-- Dataset --
::::
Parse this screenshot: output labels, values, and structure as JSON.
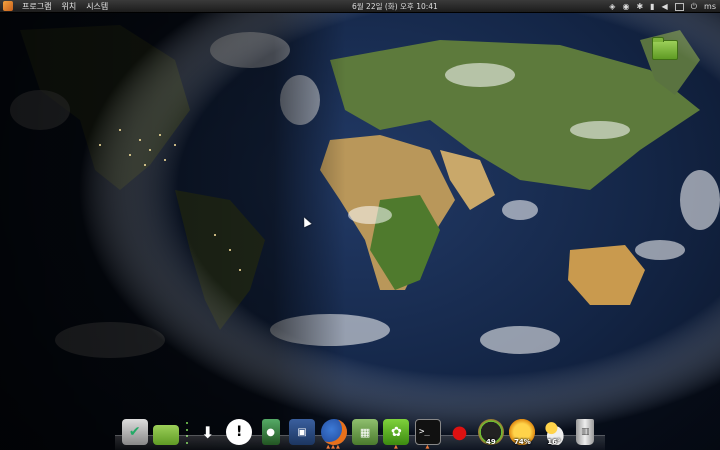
{
  "top_panel": {
    "menus": [
      "프로그램",
      "위치",
      "시스템"
    ],
    "clock": "6월 22일 (화) 오후 10:41",
    "tray": {
      "user": "ms",
      "icons": [
        "dropbox-icon",
        "wifi-icon",
        "butterfly-icon",
        "signal-icon",
        "volume-icon",
        "mail-icon",
        "power-icon"
      ]
    }
  },
  "desktop": {
    "icon_label": ""
  },
  "dock": {
    "items": [
      {
        "name": "files-app-icon",
        "badge": ""
      },
      {
        "name": "folder-icon",
        "badge": ""
      },
      {
        "name": "download-icon",
        "badge": ""
      },
      {
        "name": "chat-bubble-icon",
        "badge": ""
      },
      {
        "name": "ipod-icon",
        "badge": ""
      },
      {
        "name": "floppy-icon",
        "badge": ""
      },
      {
        "name": "firefox-icon",
        "badge": ""
      },
      {
        "name": "calculator-icon",
        "badge": ""
      },
      {
        "name": "ubuntu-software-icon",
        "badge": ""
      },
      {
        "name": "terminal-icon",
        "badge": ""
      },
      {
        "name": "cherry-icon",
        "badge": ""
      },
      {
        "name": "gauge-icon",
        "badge": "49"
      },
      {
        "name": "sun-weather-icon",
        "badge": "74%"
      },
      {
        "name": "cloud-weather-icon",
        "badge": "16°"
      },
      {
        "name": "trash-icon",
        "badge": ""
      }
    ]
  },
  "colors": {
    "panel_bg": "#2a2a2a",
    "dock_accent": "#7ed957",
    "ocean": "#142647"
  }
}
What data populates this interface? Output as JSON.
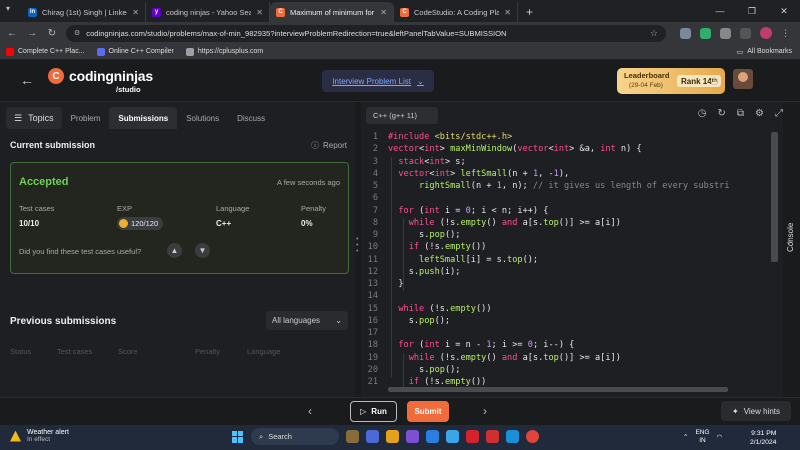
::::
-- Requirements --
Filter the records, keeping only lines that contain "JSON", and show those lines.

-- Correct result --
Parse this screenshot: output labels, values, and structure as JSON.
What data populates this interface? Output as JSON.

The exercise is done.